#### [Task details]
Quote the whole listing word for word, please.

Collected data:
○ ○ ○ ○ ○

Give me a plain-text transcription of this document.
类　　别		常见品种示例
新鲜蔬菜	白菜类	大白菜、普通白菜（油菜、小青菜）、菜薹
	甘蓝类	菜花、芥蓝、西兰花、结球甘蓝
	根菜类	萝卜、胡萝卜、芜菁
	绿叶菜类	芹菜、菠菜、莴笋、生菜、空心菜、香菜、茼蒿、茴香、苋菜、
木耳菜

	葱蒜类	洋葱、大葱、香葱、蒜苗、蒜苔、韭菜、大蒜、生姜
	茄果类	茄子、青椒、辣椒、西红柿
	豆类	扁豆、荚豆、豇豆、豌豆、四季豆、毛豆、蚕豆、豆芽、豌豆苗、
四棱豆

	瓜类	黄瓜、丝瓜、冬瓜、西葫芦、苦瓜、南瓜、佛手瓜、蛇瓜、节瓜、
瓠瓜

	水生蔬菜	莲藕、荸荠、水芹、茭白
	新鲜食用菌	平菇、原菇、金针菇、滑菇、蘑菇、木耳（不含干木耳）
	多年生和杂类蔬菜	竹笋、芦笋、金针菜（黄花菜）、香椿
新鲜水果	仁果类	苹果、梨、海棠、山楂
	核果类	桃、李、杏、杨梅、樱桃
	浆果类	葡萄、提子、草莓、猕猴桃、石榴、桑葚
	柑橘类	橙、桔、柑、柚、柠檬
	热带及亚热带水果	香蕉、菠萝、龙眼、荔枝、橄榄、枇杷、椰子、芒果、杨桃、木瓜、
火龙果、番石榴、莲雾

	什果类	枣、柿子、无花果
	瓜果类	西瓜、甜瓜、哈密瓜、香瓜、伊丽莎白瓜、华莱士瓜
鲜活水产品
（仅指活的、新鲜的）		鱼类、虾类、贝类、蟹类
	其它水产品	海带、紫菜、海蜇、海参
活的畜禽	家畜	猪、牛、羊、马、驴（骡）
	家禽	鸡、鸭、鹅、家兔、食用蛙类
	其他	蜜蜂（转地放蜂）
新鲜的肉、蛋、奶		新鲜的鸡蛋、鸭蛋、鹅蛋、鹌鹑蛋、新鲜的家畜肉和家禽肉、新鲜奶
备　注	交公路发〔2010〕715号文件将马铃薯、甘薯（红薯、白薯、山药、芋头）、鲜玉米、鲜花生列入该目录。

○ ○ ○ ○ ○

#### [Written answer]
Give me a plain-text transcription of this document.
类　　别		常见品种示例
新鲜蔬菜	白菜类	大白菜、普通白菜（油菜、小青菜）、菜薹
	甘蓝类	菜花、芥蓝、西兰花、结球甘蓝
	根菜类	萝卜、胡萝卜、芜菁
	绿叶菜类	芹菜、菠菜、莴笋、生菜、空心菜、香菜、茼蒿、茴香、苋菜、
木耳菜

	葱蒜类	洋葱、大葱、香葱、蒜苗、蒜苔、韭菜、大蒜、生姜
	茄果类	茄子、青椒、辣椒、西红柿
	豆类	扁豆、荚豆、豇豆、豌豆、四季豆、毛豆、蚕豆、豆芽、豌豆苗、
四棱豆

	瓜类	黄瓜、丝瓜、冬瓜、西葫芦、苦瓜、南瓜、佛手瓜、蛇瓜、节瓜、
瓠瓜

	水生蔬菜	莲藕、荸荠、水芹、茭白
	新鲜食用菌	平菇、原菇、金针菇、滑菇、蘑菇、木耳（不含干木耳）
	多年生和杂类蔬菜	竹笋、芦笋、金针菜（黄花菜）、香椿
新鲜水果	仁果类	苹果、梨、海棠、山楂
	核果类	桃、李、杏、杨梅、樱桃
	浆果类	葡萄、提子、草莓、猕猴桃、石榴、桑葚
	柑橘类	橙、桔、柑、柚、柠檬
	热带及亚热带水果	香蕉、菠萝、龙眼、荔枝、橄榄、枇杷、椰子、芒果、杨桃、木瓜、
火龙果、番石榴、莲雾

	什果类	枣、柿子、无花果
	瓜果类	西瓜、甜瓜、哈密瓜、香瓜、伊丽莎白瓜、华莱士瓜
鲜活水产品
（仅指活的、新鲜的）		鱼类、虾类、贝类、蟹类
	其它水产品	海带、紫菜、海蜇、海参
活的畜禽	家畜	猪、牛、羊、马、驴（骡）
	家禽	鸡、鸭、鹅、家兔、食用蛙类
	其他	蜜蜂（转地放蜂）
新鲜的肉、蛋、奶		新鲜的鸡蛋、鸭蛋、鹅蛋、鹌鹑蛋、新鲜的家畜肉和家禽肉、新鲜奶
备　注	交公路发〔2010〕715号文件将马铃薯、甘薯（红薯、白薯、山药、芋头）、鲜玉米、鲜花生列入该目录。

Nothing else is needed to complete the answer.